Written task: Reproduce each line of the material precisely.

Records for this task:
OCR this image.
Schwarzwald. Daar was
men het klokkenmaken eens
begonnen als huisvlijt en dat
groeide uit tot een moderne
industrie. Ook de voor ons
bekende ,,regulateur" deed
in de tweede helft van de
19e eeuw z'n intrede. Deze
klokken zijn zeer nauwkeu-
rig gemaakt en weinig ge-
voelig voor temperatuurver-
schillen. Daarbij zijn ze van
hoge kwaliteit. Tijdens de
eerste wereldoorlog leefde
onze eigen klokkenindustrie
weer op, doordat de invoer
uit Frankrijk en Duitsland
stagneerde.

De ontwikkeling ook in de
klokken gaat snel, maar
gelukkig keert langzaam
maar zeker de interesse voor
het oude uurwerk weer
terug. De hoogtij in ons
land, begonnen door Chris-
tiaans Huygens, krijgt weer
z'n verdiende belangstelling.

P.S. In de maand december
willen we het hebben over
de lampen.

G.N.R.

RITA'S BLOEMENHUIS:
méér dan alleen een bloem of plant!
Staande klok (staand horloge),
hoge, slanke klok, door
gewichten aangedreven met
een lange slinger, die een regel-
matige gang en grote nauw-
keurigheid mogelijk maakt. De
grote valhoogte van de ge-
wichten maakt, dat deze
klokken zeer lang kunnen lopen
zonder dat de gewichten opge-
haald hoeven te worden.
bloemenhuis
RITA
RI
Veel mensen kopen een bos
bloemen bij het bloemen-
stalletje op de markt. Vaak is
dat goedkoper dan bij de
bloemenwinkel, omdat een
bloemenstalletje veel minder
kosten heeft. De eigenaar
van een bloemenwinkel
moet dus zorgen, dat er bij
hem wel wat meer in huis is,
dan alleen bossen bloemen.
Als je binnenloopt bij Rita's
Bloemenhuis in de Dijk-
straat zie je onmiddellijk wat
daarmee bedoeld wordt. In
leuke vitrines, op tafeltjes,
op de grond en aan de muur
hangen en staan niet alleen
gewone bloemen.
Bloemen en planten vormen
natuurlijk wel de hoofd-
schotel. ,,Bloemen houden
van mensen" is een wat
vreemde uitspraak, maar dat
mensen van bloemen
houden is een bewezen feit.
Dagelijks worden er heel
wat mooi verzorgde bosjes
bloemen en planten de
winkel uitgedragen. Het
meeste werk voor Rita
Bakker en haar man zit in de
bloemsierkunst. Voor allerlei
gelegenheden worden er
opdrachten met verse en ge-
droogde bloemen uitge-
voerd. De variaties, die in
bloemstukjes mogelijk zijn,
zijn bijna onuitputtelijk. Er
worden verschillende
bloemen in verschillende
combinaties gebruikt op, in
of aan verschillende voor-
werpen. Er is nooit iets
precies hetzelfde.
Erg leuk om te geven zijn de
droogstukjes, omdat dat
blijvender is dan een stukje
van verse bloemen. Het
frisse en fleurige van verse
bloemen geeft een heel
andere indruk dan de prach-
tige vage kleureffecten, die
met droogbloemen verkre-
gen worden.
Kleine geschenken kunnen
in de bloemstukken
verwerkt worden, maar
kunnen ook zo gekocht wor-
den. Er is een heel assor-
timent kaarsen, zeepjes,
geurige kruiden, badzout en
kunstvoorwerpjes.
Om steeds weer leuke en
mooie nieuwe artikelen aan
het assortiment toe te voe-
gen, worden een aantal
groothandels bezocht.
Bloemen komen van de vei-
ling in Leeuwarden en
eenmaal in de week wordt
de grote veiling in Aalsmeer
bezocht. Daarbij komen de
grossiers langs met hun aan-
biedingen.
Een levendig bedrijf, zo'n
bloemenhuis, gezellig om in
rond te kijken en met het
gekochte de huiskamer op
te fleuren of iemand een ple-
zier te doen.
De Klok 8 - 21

Full output:
OCR this image.
Schwarzwald. Daar was
men het klokkenmaken eens
begonnen als huisvlijt en dat
groeide uit tot een moderne
industrie. Ook de voor ons
bekende ,,regulateur" deed
in de tweede helft van de
19e eeuw z'n intrede. Deze
klokken zijn zeer nauwkeu-
rig gemaakt en weinig ge-
voelig voor temperatuurver-
schillen. Daarbij zijn ze van
hoge kwaliteit. Tijdens de
eerste wereldoorlog leefde
onze eigen klokkenindustrie
weer op, doordat de invoer
uit Frankrijk en Duitsland
stagneerde.

De ontwikkeling ook in de
klokken gaat snel, maar
gelukkig keert langzaam
maar zeker de interesse voor
het oude uurwerk weer
terug. De hoogtij in ons
land, begonnen door Chris-
tiaans Huygens, krijgt weer
z'n verdiende belangstelling.

P.S. In de maand december
willen we het hebben over
de lampen.

G.N.R.

RITA'S BLOEMENHUIS:
méér dan alleen een bloem of plant!
Staande klok (staand horloge),
hoge, slanke klok, door
gewichten aangedreven met
een lange slinger, die een regel-
matige gang en grote nauw-
keurigheid mogelijk maakt. De
grote valhoogte van de ge-
wichten maakt, dat deze
klokken zeer lang kunnen lopen
zonder dat de gewichten opge-
haald hoeven te worden.
bloemenhuis
RITA
RI
Veel mensen kopen een bos
bloemen bij het bloemen-
stalletje op de markt. Vaak is
dat goedkoper dan bij de
bloemenwinkel, omdat een
bloemenstalletje veel minder
kosten heeft. De eigenaar
van een bloemenwinkel
moet dus zorgen, dat er bij
hem wel wat meer in huis is,
dan alleen bossen bloemen.
Als je binnenloopt bij Rita's
Bloemenhuis in de Dijk-
straat zie je onmiddellijk wat
daarmee bedoeld wordt. In
leuke vitrines, op tafeltjes,
op de grond en aan de muur
hangen en staan niet alleen
gewone bloemen.
Bloemen en planten vormen
natuurlijk wel de hoofd-
schotel. ,,Bloemen houden
van mensen" is een wat
vreemde uitspraak, maar dat
mensen van bloemen
houden is een bewezen feit.
Dagelijks worden er heel
wat mooi verzorgde bosjes
bloemen en planten de
winkel uitgedragen. Het
meeste werk voor Rita
Bakker en haar man zit in de
bloemsierkunst. Voor allerlei
gelegenheden worden er
opdrachten met verse en ge-
droogde bloemen uitge-
voerd. De variaties, die in
bloemstukjes mogelijk zijn,
zijn bijna onuitputtelijk. Er
worden verschillende
bloemen in verschillende
combinaties gebruikt op, in
of aan verschillende voor-
werpen. Er is nooit iets
precies hetzelfde.
Erg leuk om te geven zijn de
droogstukjes, omdat dat
blijvender is dan een stukje
van verse bloemen. Het
frisse en fleurige van verse
bloemen geeft een heel
andere indruk dan de prach-
tige vage kleureffecten, die
met droogbloemen verkre-
gen worden.
Kleine geschenken kunnen
in de bloemstukken
verwerkt worden, maar
kunnen ook zo gekocht wor-
den. Er is een heel assor-
timent kaarsen, zeepjes,
geurige kruiden, badzout en
kunstvoorwerpjes.
Om steeds weer leuke en
mooie nieuwe artikelen aan
het assortiment toe te voe-
gen, worden een aantal
groothandels bezocht.
Bloemen komen van de vei-
ling in Leeuwarden en
eenmaal in de week wordt
de grote veiling in Aalsmeer
bezocht. Daarbij komen de
grossiers langs met hun aan-
biedingen.
Een levendig bedrijf, zo'n
bloemenhuis, gezellig om in
rond te kijken en met het
gekochte de huiskamer op
te fleuren of iemand een ple-
zier te doen.
De Klok 8 - 21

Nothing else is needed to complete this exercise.